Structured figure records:
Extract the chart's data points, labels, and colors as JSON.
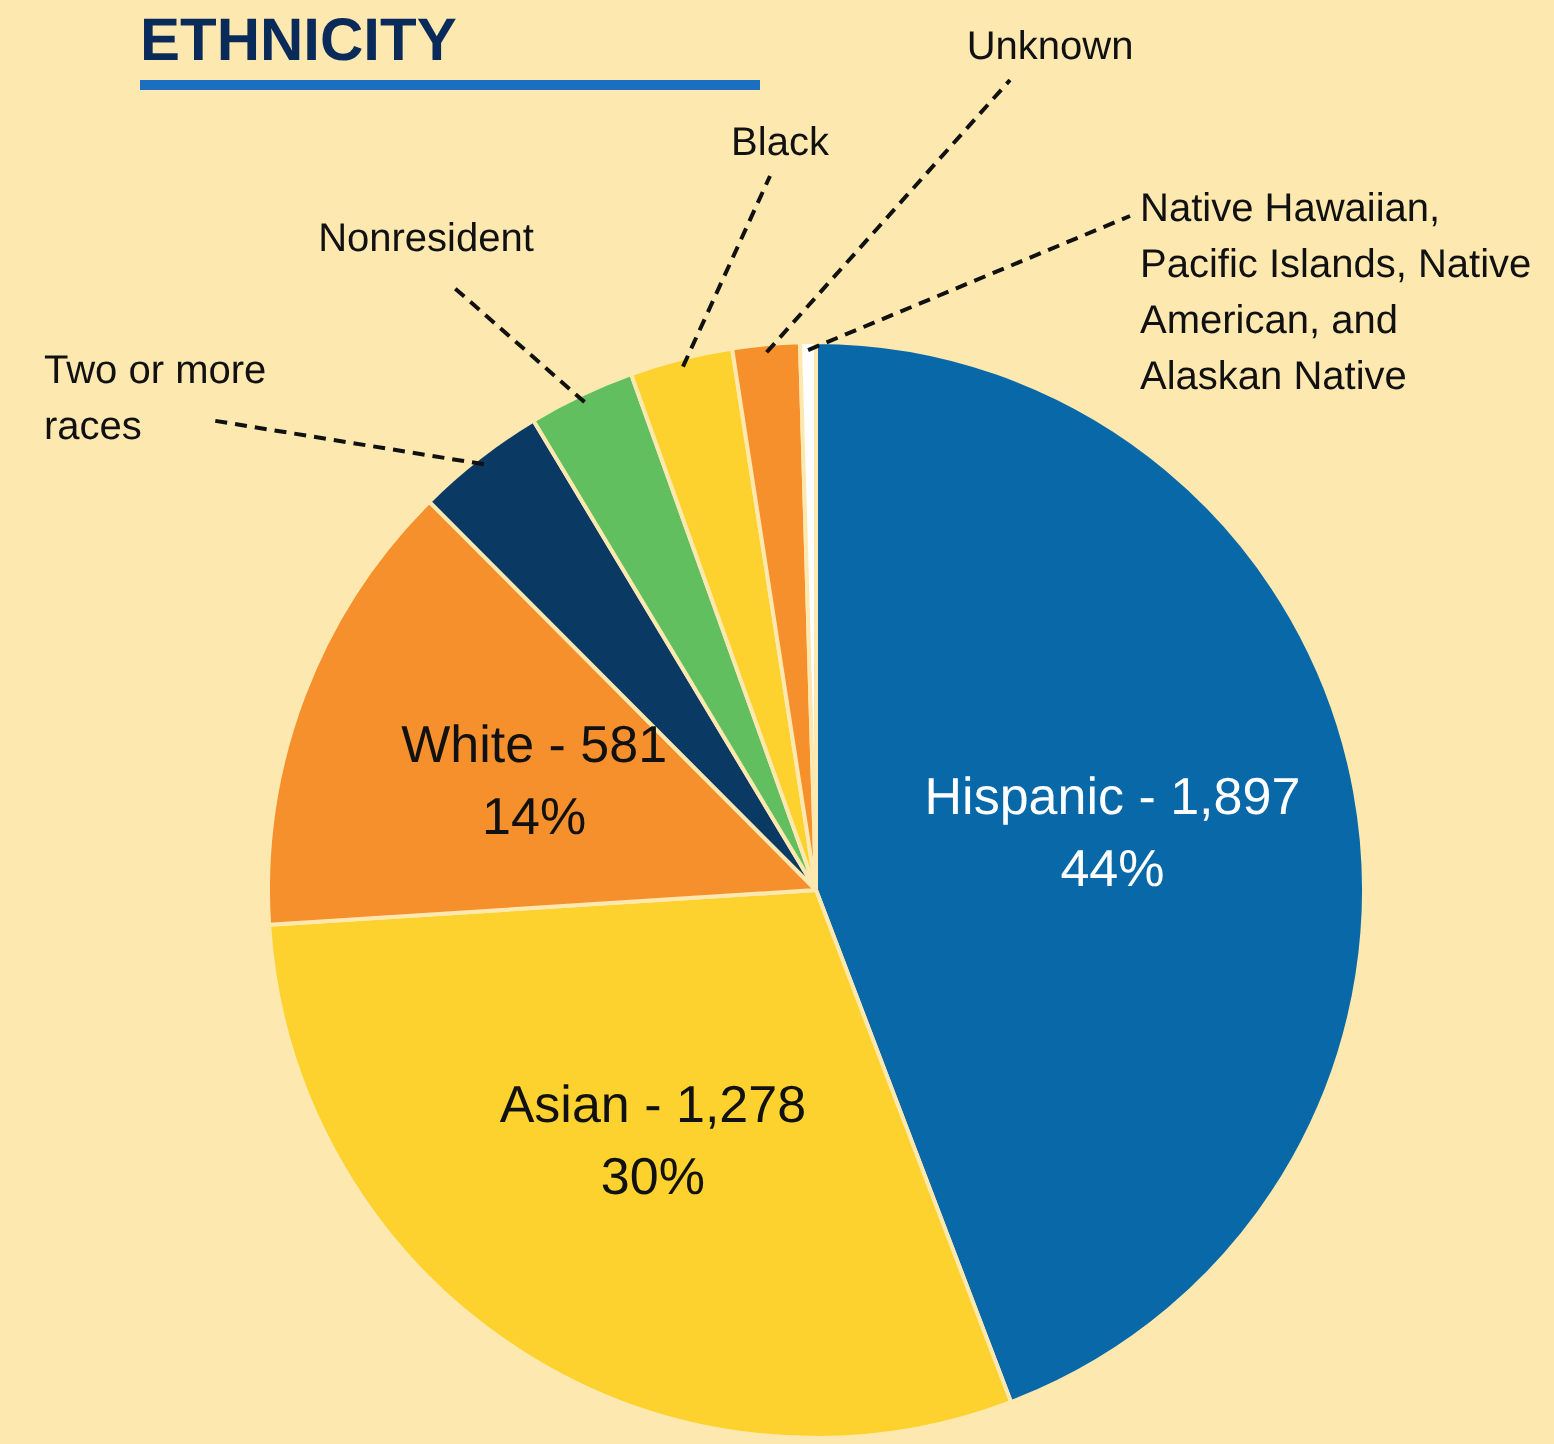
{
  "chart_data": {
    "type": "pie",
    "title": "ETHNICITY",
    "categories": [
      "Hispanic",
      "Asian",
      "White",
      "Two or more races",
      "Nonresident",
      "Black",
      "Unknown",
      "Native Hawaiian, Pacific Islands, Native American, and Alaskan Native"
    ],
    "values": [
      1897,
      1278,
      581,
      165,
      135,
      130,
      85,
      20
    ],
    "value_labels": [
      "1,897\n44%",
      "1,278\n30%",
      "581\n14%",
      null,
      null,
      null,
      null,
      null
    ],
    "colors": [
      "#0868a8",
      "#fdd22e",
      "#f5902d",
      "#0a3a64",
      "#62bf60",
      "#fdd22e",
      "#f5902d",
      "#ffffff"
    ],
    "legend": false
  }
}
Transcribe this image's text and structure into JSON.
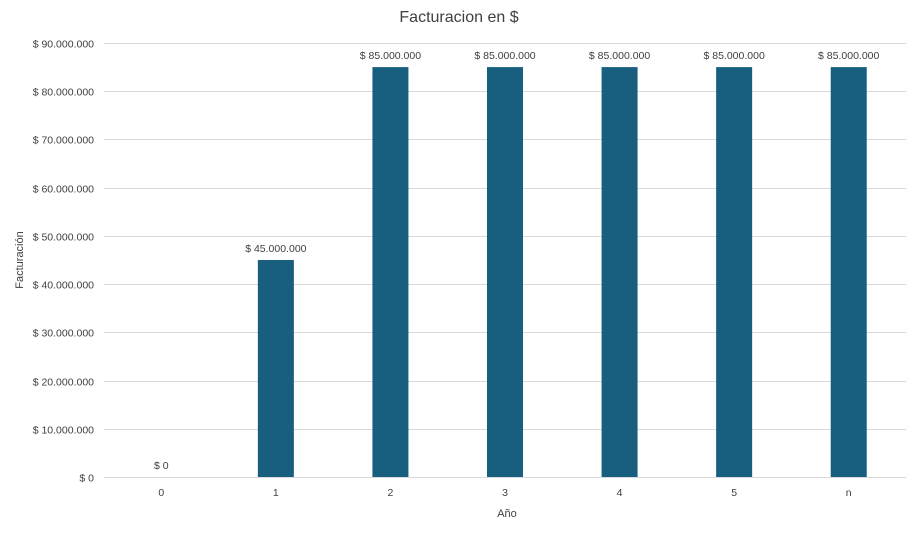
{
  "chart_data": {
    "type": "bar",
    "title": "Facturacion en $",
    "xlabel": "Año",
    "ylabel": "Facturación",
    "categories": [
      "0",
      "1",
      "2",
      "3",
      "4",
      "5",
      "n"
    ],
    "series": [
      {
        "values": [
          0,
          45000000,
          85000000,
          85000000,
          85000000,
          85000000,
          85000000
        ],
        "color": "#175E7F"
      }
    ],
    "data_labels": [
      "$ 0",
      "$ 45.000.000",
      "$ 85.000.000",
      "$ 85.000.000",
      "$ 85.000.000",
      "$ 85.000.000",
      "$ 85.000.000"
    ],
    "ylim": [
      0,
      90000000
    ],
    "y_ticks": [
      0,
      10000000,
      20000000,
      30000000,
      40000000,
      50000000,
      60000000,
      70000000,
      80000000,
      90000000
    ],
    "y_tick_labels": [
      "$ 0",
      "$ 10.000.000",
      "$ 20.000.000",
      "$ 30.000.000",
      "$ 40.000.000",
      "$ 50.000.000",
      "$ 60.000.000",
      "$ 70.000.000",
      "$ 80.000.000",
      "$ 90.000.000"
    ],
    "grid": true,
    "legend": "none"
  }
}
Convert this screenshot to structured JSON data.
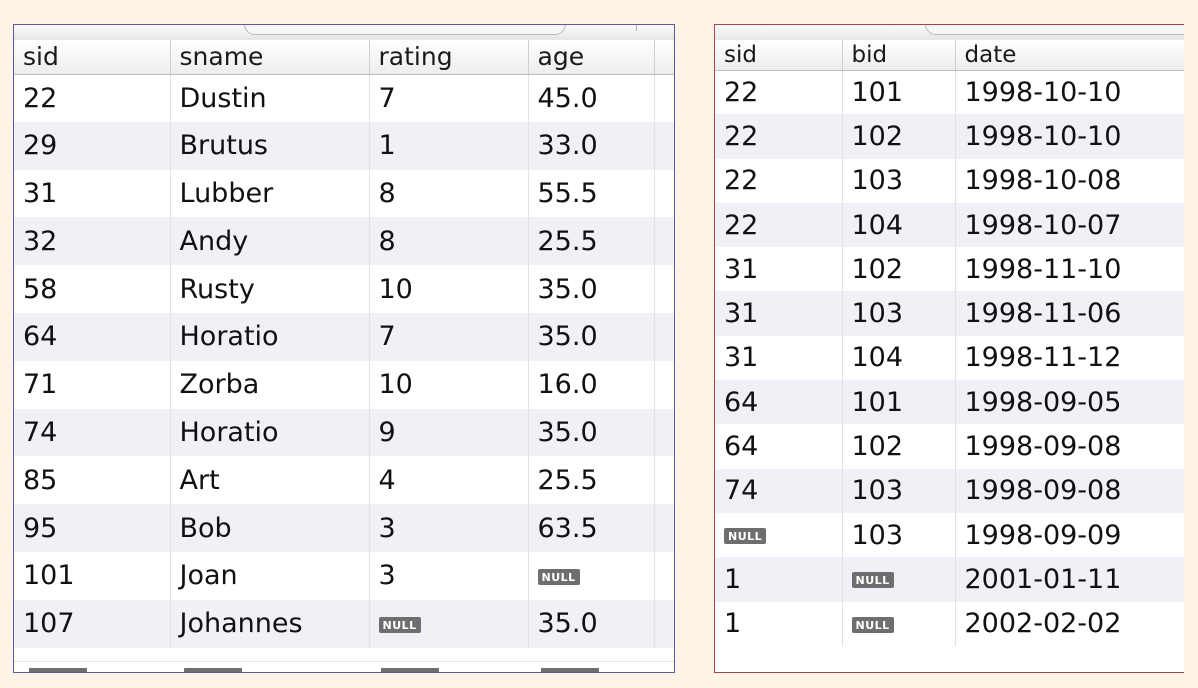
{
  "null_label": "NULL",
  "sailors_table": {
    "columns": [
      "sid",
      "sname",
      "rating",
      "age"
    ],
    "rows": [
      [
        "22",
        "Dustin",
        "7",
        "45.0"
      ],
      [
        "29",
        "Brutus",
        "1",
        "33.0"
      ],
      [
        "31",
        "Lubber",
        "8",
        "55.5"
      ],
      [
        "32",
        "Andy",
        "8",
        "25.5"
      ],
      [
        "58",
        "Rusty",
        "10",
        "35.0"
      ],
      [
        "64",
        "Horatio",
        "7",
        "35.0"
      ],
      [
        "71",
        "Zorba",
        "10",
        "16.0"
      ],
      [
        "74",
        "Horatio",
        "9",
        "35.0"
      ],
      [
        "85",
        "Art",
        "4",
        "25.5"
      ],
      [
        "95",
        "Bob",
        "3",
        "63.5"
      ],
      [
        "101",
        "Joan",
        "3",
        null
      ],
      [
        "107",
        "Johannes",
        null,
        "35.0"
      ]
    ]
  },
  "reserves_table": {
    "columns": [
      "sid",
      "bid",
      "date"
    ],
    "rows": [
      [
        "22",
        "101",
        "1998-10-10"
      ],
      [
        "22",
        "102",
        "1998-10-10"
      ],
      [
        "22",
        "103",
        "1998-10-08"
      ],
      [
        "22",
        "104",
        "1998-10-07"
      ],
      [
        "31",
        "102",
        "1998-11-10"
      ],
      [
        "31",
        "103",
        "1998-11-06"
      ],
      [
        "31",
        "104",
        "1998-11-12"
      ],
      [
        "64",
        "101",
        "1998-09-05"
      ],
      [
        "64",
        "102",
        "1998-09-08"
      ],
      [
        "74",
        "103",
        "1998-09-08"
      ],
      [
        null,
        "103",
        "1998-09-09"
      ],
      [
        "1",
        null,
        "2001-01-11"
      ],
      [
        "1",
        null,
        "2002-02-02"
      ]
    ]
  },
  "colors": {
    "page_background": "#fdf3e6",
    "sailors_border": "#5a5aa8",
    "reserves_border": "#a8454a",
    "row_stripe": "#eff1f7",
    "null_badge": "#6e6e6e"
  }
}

What is asked: Reproduce the records, all of them, word for word; omit the pictures.

Exercise solution:
Extract the chart's data points, labels, and colors as JSON.
{
  "chart_data": {
    "type": "pie",
    "title": "ETHNICITY",
    "categories": [
      "Hispanic",
      "Asian",
      "White",
      "Two or more races",
      "Nonresident",
      "Black",
      "Unknown",
      "Native Hawaiian, Pacific Islands, Native American, and Alaskan Native"
    ],
    "values": [
      1897,
      1278,
      581,
      165,
      135,
      130,
      85,
      20
    ],
    "value_labels": [
      "1,897\n44%",
      "1,278\n30%",
      "581\n14%",
      null,
      null,
      null,
      null,
      null
    ],
    "colors": [
      "#0868a8",
      "#fdd22e",
      "#f5902d",
      "#0a3a64",
      "#62bf60",
      "#fdd22e",
      "#f5902d",
      "#ffffff"
    ],
    "legend": false
  }
}
Transcribe this image's text and structure into JSON.
{
  "chart_data": {
    "type": "bar",
    "title": "Facturacion en $",
    "xlabel": "Año",
    "ylabel": "Facturación",
    "categories": [
      "0",
      "1",
      "2",
      "3",
      "4",
      "5",
      "n"
    ],
    "series": [
      {
        "values": [
          0,
          45000000,
          85000000,
          85000000,
          85000000,
          85000000,
          85000000
        ],
        "color": "#175E7F"
      }
    ],
    "data_labels": [
      "$ 0",
      "$ 45.000.000",
      "$ 85.000.000",
      "$ 85.000.000",
      "$ 85.000.000",
      "$ 85.000.000",
      "$ 85.000.000"
    ],
    "ylim": [
      0,
      90000000
    ],
    "y_ticks": [
      0,
      10000000,
      20000000,
      30000000,
      40000000,
      50000000,
      60000000,
      70000000,
      80000000,
      90000000
    ],
    "y_tick_labels": [
      "$ 0",
      "$ 10.000.000",
      "$ 20.000.000",
      "$ 30.000.000",
      "$ 40.000.000",
      "$ 50.000.000",
      "$ 60.000.000",
      "$ 70.000.000",
      "$ 80.000.000",
      "$ 90.000.000"
    ],
    "grid": true,
    "legend": "none"
  }
}
Convert this screenshot to structured JSON data.
{
  "null_label": "NULL",
  "sailors_table": {
    "columns": [
      "sid",
      "sname",
      "rating",
      "age"
    ],
    "rows": [
      [
        "22",
        "Dustin",
        "7",
        "45.0"
      ],
      [
        "29",
        "Brutus",
        "1",
        "33.0"
      ],
      [
        "31",
        "Lubber",
        "8",
        "55.5"
      ],
      [
        "32",
        "Andy",
        "8",
        "25.5"
      ],
      [
        "58",
        "Rusty",
        "10",
        "35.0"
      ],
      [
        "64",
        "Horatio",
        "7",
        "35.0"
      ],
      [
        "71",
        "Zorba",
        "10",
        "16.0"
      ],
      [
        "74",
        "Horatio",
        "9",
        "35.0"
      ],
      [
        "85",
        "Art",
        "4",
        "25.5"
      ],
      [
        "95",
        "Bob",
        "3",
        "63.5"
      ],
      [
        "101",
        "Joan",
        "3",
        null
      ],
      [
        "107",
        "Johannes",
        null,
        "35.0"
      ]
    ]
  },
  "reserves_table": {
    "columns": [
      "sid",
      "bid",
      "date"
    ],
    "rows": [
      [
        "22",
        "101",
        "1998-10-10"
      ],
      [
        "22",
        "102",
        "1998-10-10"
      ],
      [
        "22",
        "103",
        "1998-10-08"
      ],
      [
        "22",
        "104",
        "1998-10-07"
      ],
      [
        "31",
        "102",
        "1998-11-10"
      ],
      [
        "31",
        "103",
        "1998-11-06"
      ],
      [
        "31",
        "104",
        "1998-11-12"
      ],
      [
        "64",
        "101",
        "1998-09-05"
      ],
      [
        "64",
        "102",
        "1998-09-08"
      ],
      [
        "74",
        "103",
        "1998-09-08"
      ],
      [
        null,
        "103",
        "1998-09-09"
      ],
      [
        "1",
        null,
        "2001-01-11"
      ],
      [
        "1",
        null,
        "2002-02-02"
      ]
    ]
  },
  "colors": {
    "page_background": "#fdf3e6",
    "sailors_border": "#5a5aa8",
    "reserves_border": "#a8454a",
    "row_stripe": "#eff1f7",
    "null_badge": "#6e6e6e"
  }
}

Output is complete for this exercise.